Start of Input

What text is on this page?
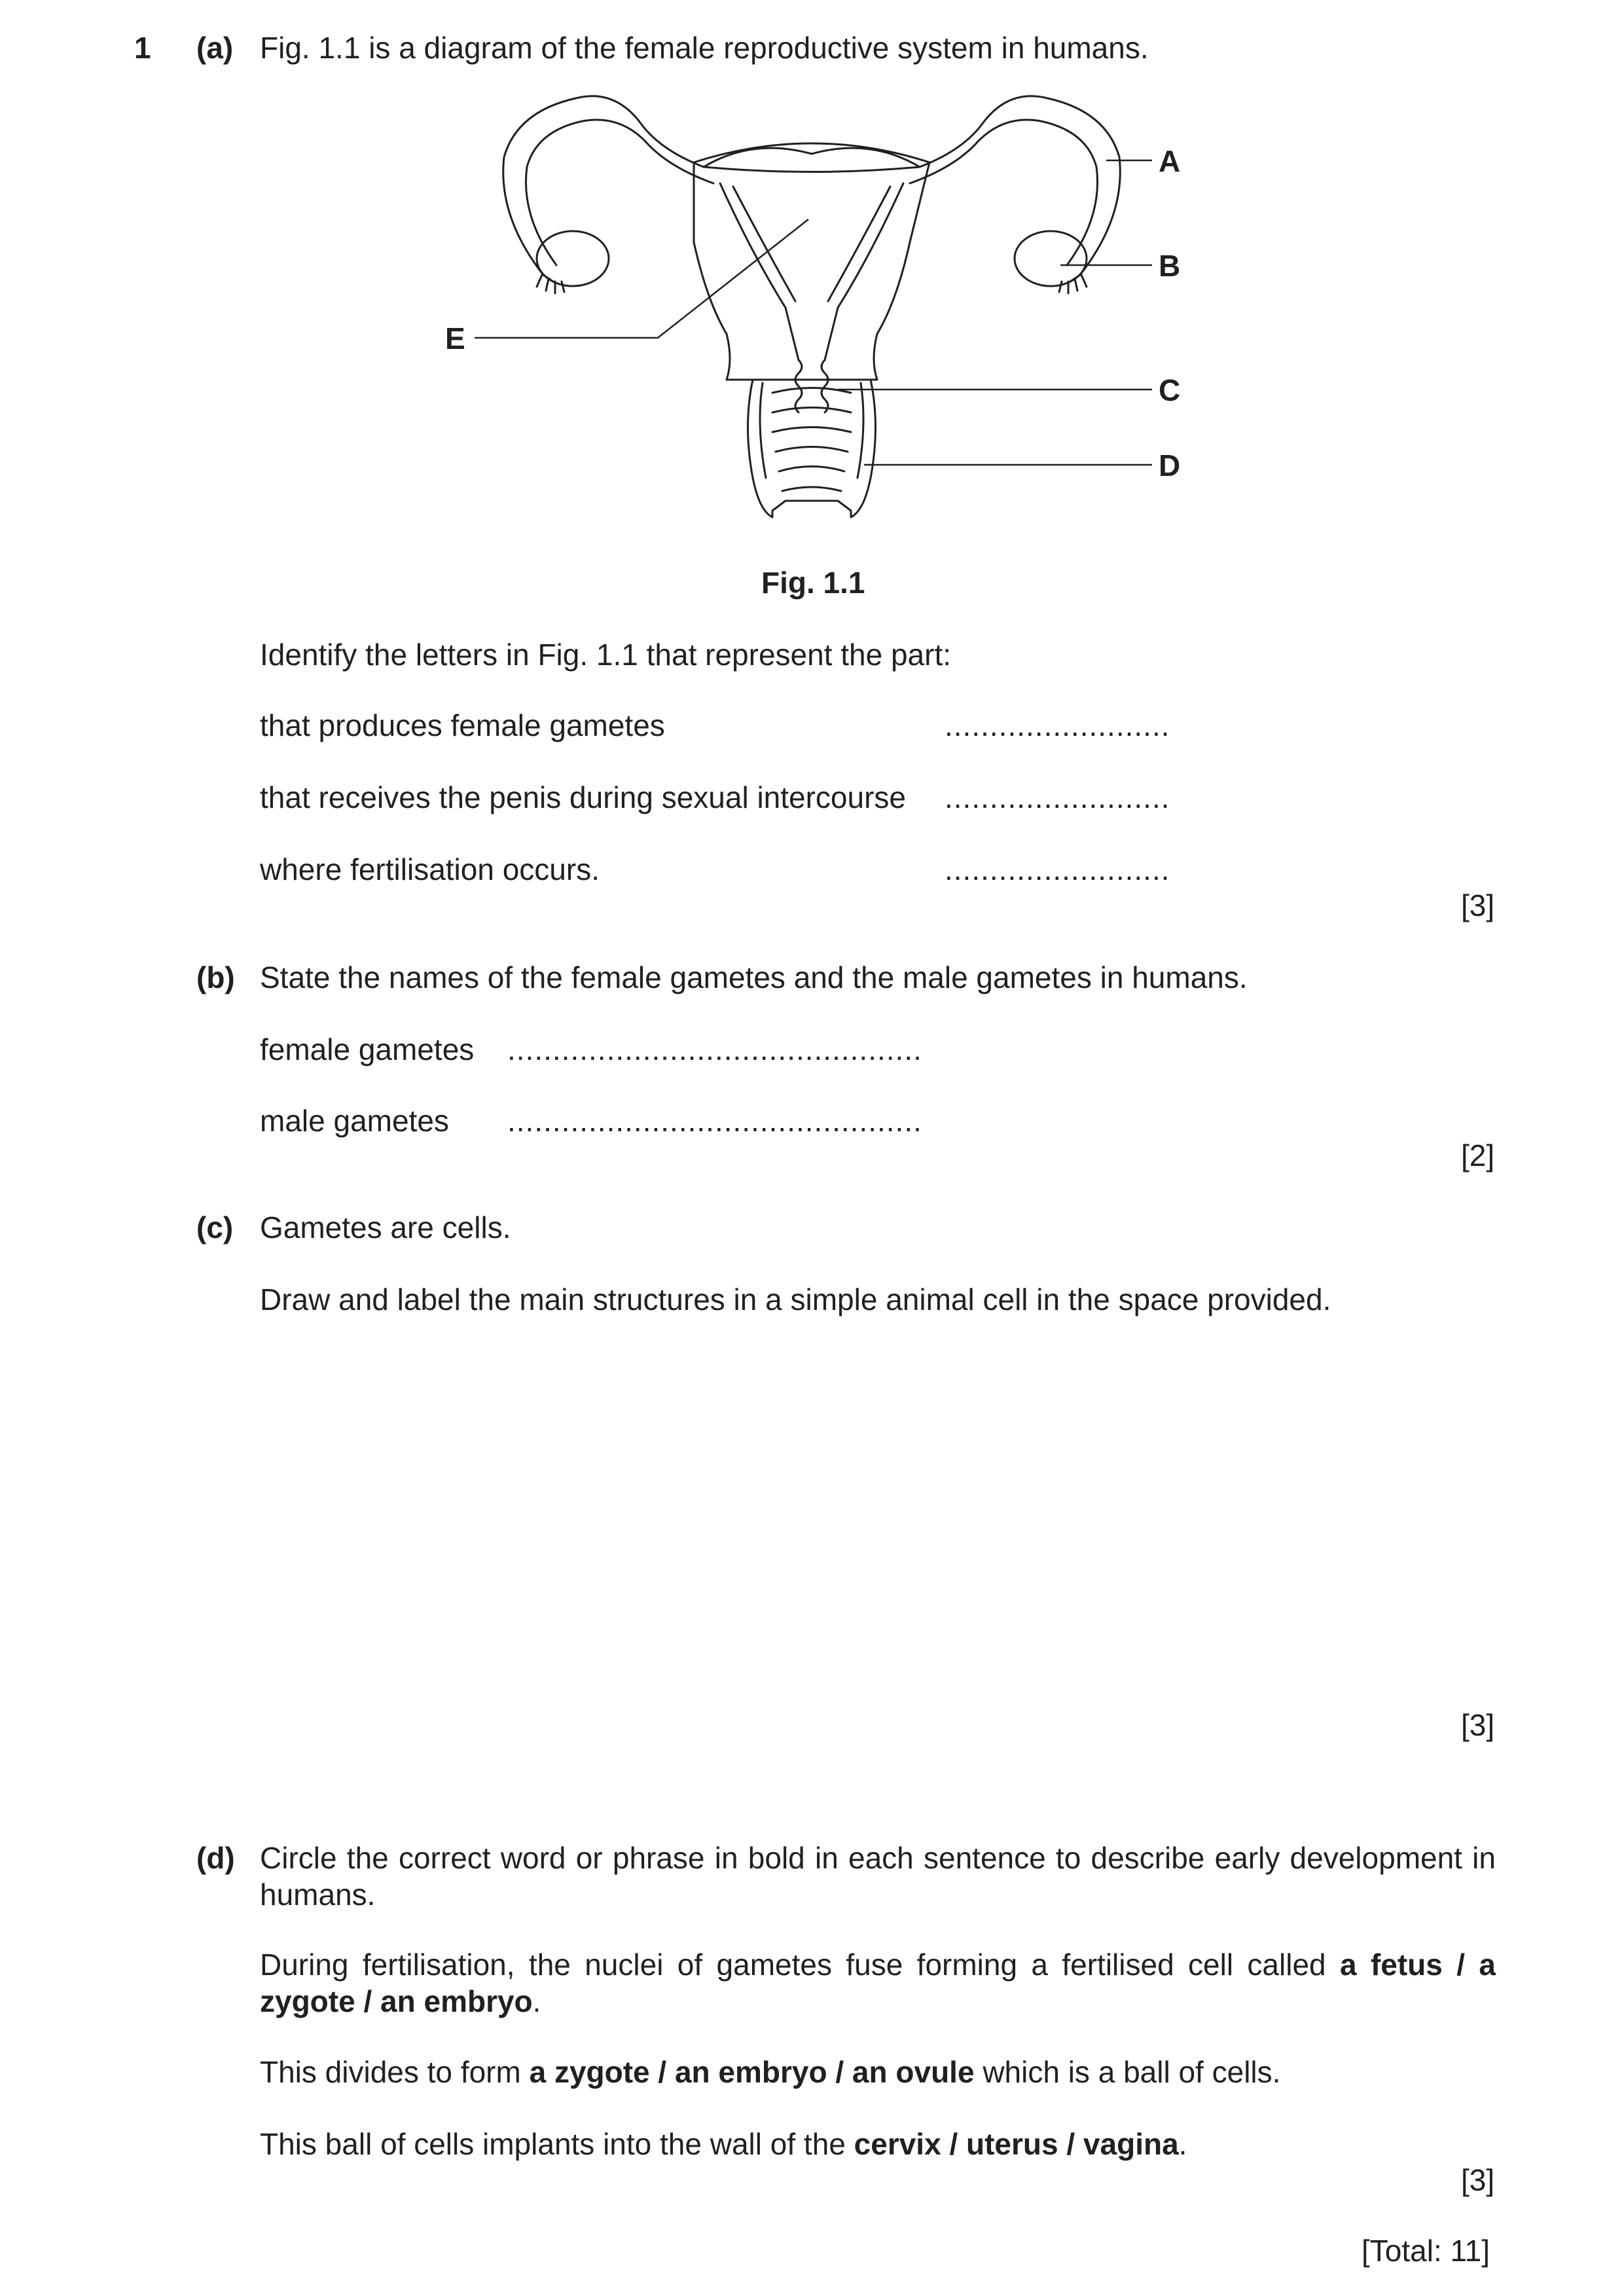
1 (a) Fig. 1.1 is a diagram of the female reproductive system in humans.
A
B
C
D
E
Fig. 1.1
Identify the letters in Fig. 1.1 that represent the part:
that produces female gametes	.........................
that receives the penis during sexual intercourse .........................
where fertilisation occurs.	.........................
[3]
(b) State the names of the female gametes and the male gametes in humans.
female gametes ..............................................
male gametes ..............................................
[2]
(c) Gametes are cells.
Draw and label the main structures in a simple animal cell in the space provided.
[3]
(d) Circle the correct word or phrase in bold in each sentence to describe early development in humans.
During fertilisation, the nuclei of gametes fuse forming a fertilised cell called a fetus / a zygote / an embryo.
This divides to form a zygote / an embryo / an ovule which is a ball of cells.
This ball of cells implants into the wall of the cervix / uterus / vagina.
[3]
[Total: 11]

End of Input

■ Problem details: No picture belongs in the answer; the rest of the records must be repeated exactly.

■ Written answer:
What text is on this page?
1 (a) Fig. 1.1 is a diagram of the female reproductive system in humans.
A
B
C
D
E
Fig. 1.1
Identify the letters in Fig. 1.1 that represent the part:
that produces female gametes	.........................
that receives the penis during sexual intercourse .........................
where fertilisation occurs.	.........................
[3]
(b) State the names of the female gametes and the male gametes in humans.
female gametes ..............................................
male gametes ..............................................
[2]
(c) Gametes are cells.
Draw and label the main structures in a simple animal cell in the space provided.
[3]
(d) Circle the correct word or phrase in bold in each sentence to describe early development in humans.
During fertilisation, the nuclei of gametes fuse forming a fertilised cell called a fetus / a zygote / an embryo.
This divides to form a zygote / an embryo / an ovule which is a ball of cells.
This ball of cells implants into the wall of the cervix / uterus / vagina.
[3]
[Total: 11]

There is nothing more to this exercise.